• [Task goal] Repeat everything in the data exactly except images.
'''
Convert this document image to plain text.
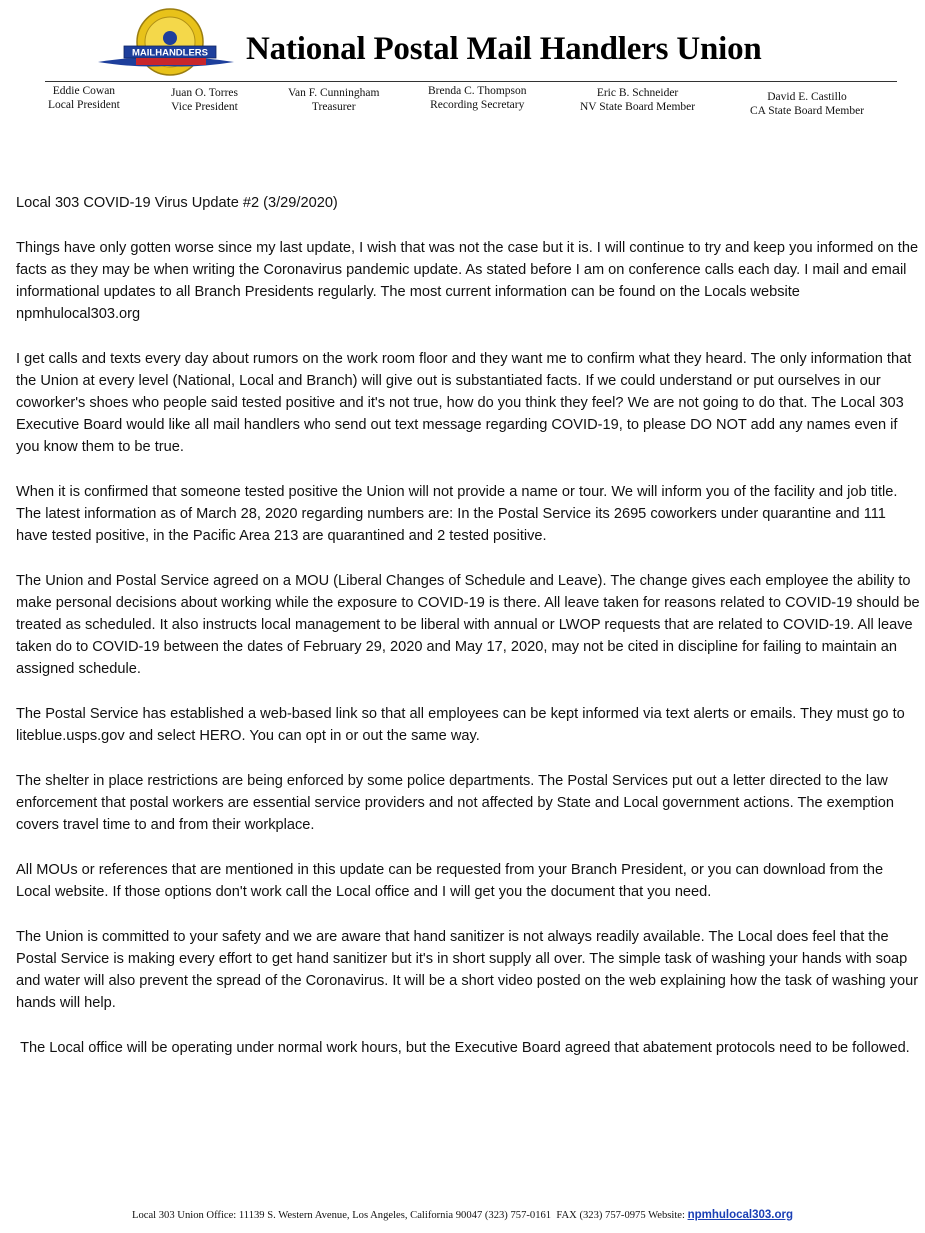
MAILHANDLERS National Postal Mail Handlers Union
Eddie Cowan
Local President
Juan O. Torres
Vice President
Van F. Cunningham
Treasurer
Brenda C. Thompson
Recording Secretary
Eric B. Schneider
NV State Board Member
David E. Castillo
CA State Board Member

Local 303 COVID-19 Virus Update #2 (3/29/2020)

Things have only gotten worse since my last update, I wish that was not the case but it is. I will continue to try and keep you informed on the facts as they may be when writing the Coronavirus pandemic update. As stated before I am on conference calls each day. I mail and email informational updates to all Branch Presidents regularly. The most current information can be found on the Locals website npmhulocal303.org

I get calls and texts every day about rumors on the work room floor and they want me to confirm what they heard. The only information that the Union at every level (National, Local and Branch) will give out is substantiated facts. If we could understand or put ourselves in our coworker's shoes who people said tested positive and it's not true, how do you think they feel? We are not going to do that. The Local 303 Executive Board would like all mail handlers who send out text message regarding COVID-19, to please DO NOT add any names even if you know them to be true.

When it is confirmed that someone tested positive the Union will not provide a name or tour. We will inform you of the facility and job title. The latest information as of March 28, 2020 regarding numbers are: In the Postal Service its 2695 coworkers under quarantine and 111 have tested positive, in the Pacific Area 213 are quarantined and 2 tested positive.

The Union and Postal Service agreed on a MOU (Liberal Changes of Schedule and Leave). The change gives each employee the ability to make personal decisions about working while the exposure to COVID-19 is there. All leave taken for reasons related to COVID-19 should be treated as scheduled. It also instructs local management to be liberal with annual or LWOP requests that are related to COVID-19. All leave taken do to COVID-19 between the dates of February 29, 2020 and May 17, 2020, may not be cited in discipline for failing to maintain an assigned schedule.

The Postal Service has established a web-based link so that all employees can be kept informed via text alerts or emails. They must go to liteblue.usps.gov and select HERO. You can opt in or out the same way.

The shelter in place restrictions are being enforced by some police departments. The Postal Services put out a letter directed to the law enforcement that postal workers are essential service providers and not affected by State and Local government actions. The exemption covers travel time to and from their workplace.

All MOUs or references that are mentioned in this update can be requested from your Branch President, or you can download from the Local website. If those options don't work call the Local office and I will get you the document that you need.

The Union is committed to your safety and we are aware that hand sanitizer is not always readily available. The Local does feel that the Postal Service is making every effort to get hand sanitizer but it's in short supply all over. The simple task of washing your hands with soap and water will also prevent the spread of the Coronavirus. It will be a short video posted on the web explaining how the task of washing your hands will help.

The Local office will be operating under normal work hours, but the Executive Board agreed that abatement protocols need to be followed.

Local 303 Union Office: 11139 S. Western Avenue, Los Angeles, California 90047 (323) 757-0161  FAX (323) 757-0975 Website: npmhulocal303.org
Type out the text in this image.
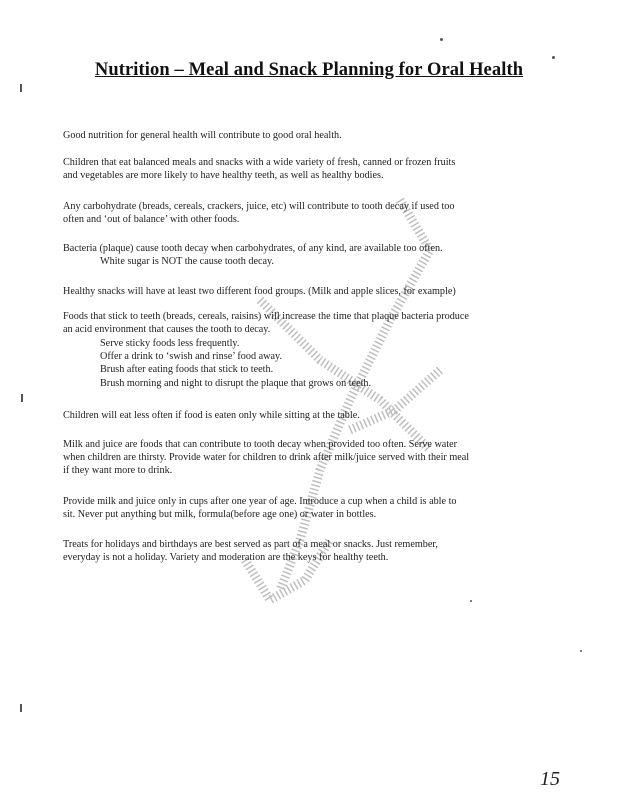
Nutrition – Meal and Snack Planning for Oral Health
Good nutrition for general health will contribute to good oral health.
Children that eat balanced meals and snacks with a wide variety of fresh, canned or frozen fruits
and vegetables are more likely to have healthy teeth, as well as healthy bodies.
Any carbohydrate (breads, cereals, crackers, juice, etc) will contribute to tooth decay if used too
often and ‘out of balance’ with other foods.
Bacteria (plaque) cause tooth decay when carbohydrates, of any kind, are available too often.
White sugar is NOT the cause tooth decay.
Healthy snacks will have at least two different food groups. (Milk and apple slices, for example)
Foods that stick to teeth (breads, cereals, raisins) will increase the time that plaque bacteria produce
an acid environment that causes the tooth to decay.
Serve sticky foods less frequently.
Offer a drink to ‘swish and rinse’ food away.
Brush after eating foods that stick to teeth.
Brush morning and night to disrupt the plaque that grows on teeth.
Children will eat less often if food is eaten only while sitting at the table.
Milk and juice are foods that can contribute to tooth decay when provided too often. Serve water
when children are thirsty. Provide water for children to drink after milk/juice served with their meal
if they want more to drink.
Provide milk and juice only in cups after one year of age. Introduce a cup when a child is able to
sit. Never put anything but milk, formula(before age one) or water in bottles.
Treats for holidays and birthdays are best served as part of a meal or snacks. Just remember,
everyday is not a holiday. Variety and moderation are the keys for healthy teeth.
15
'''
• [Answer box]
Convert this document image to plain text.
MAILHANDLERS National Postal Mail Handlers Union
Eddie Cowan
Local President
Juan O. Torres
Vice President
Van F. Cunningham
Treasurer
Brenda C. Thompson
Recording Secretary
Eric B. Schneider
NV State Board Member
David E. Castillo
CA State Board Member

Local 303 COVID-19 Virus Update #2 (3/29/2020)

Things have only gotten worse since my last update, I wish that was not the case but it is. I will continue to try and keep you informed on the facts as they may be when writing the Coronavirus pandemic update. As stated before I am on conference calls each day. I mail and email informational updates to all Branch Presidents regularly. The most current information can be found on the Locals website npmhulocal303.org

I get calls and texts every day about rumors on the work room floor and they want me to confirm what they heard. The only information that the Union at every level (National, Local and Branch) will give out is substantiated facts. If we could understand or put ourselves in our coworker's shoes who people said tested positive and it's not true, how do you think they feel? We are not going to do that. The Local 303 Executive Board would like all mail handlers who send out text message regarding COVID-19, to please DO NOT add any names even if you know them to be true.

When it is confirmed that someone tested positive the Union will not provide a name or tour. We will inform you of the facility and job title. The latest information as of March 28, 2020 regarding numbers are: In the Postal Service its 2695 coworkers under quarantine and 111 have tested positive, in the Pacific Area 213 are quarantined and 2 tested positive.

The Union and Postal Service agreed on a MOU (Liberal Changes of Schedule and Leave). The change gives each employee the ability to make personal decisions about working while the exposure to COVID-19 is there. All leave taken for reasons related to COVID-19 should be treated as scheduled. It also instructs local management to be liberal with annual or LWOP requests that are related to COVID-19. All leave taken do to COVID-19 between the dates of February 29, 2020 and May 17, 2020, may not be cited in discipline for failing to maintain an assigned schedule.

The Postal Service has established a web-based link so that all employees can be kept informed via text alerts or emails. They must go to liteblue.usps.gov and select HERO. You can opt in or out the same way.

The shelter in place restrictions are being enforced by some police departments. The Postal Services put out a letter directed to the law enforcement that postal workers are essential service providers and not affected by State and Local government actions. The exemption covers travel time to and from their workplace.

All MOUs or references that are mentioned in this update can be requested from your Branch President, or you can download from the Local website. If those options don't work call the Local office and I will get you the document that you need.

The Union is committed to your safety and we are aware that hand sanitizer is not always readily available. The Local does feel that the Postal Service is making every effort to get hand sanitizer but it's in short supply all over. The simple task of washing your hands with soap and water will also prevent the spread of the Coronavirus. It will be a short video posted on the web explaining how the task of washing your hands will help.

The Local office will be operating under normal work hours, but the Executive Board agreed that abatement protocols need to be followed.

Local 303 Union Office: 11139 S. Western Avenue, Los Angeles, California 90047 (323) 757-0161  FAX (323) 757-0975 Website: npmhulocal303.org
Type out the text in this image.
Nutrition – Meal and Snack Planning for Oral Health
Good nutrition for general health will contribute to good oral health.
Children that eat balanced meals and snacks with a wide variety of fresh, canned or frozen fruits
and vegetables are more likely to have healthy teeth, as well as healthy bodies.
Any carbohydrate (breads, cereals, crackers, juice, etc) will contribute to tooth decay if used too
often and ‘out of balance’ with other foods.
Bacteria (plaque) cause tooth decay when carbohydrates, of any kind, are available too often.
White sugar is NOT the cause tooth decay.
Healthy snacks will have at least two different food groups. (Milk and apple slices, for example)
Foods that stick to teeth (breads, cereals, raisins) will increase the time that plaque bacteria produce
an acid environment that causes the tooth to decay.
Serve sticky foods less frequently.
Offer a drink to ‘swish and rinse’ food away.
Brush after eating foods that stick to teeth.
Brush morning and night to disrupt the plaque that grows on teeth.
Children will eat less often if food is eaten only while sitting at the table.
Milk and juice are foods that can contribute to tooth decay when provided too often. Serve water
when children are thirsty. Provide water for children to drink after milk/juice served with their meal
if they want more to drink.
Provide milk and juice only in cups after one year of age. Introduce a cup when a child is able to
sit. Never put anything but milk, formula(before age one) or water in bottles.
Treats for holidays and birthdays are best served as part of a meal or snacks. Just remember,
everyday is not a holiday. Variety and moderation are the keys for healthy teeth.
15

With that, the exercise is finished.